§ What is being asked:
State how many lines of the entries hold the string "your", and output nothing but that count.

§ Extracted records:
--- begin ---

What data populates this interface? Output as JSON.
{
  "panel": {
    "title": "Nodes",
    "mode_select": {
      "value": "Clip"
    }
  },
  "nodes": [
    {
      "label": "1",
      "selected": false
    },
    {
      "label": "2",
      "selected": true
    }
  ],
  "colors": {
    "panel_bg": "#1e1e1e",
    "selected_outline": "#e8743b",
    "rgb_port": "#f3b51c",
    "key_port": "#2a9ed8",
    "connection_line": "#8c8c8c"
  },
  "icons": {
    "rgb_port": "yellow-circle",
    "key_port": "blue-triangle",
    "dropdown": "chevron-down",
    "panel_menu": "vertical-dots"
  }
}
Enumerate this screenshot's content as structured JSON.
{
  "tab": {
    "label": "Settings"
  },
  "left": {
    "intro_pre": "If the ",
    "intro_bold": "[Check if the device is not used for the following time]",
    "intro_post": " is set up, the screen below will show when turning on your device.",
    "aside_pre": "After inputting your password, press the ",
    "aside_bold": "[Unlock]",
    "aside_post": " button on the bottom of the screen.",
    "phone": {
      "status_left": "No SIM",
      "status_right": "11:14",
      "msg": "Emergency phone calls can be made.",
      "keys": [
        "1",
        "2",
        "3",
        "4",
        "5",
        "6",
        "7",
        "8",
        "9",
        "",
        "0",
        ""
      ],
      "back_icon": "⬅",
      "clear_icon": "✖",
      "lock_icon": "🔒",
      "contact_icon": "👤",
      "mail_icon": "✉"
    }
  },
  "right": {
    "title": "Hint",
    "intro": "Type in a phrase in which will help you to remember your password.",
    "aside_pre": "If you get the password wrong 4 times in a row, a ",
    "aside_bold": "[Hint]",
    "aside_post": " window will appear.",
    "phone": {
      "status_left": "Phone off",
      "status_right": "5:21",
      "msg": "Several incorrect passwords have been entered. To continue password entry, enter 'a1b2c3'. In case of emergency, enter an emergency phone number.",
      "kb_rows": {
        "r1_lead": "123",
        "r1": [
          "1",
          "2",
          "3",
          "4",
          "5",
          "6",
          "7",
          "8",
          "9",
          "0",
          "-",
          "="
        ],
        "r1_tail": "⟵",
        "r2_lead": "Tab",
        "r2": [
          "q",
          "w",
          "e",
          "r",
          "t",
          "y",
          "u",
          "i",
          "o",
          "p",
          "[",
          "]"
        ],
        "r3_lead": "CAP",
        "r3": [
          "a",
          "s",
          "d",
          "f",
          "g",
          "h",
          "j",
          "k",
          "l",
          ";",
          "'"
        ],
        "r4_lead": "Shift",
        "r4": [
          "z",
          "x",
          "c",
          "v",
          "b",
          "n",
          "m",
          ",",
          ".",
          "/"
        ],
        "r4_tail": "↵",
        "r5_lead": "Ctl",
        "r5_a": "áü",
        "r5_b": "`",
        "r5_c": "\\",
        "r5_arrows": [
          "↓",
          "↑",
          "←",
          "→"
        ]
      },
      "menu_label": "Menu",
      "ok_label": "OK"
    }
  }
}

--- end ---

§ Full answer:
3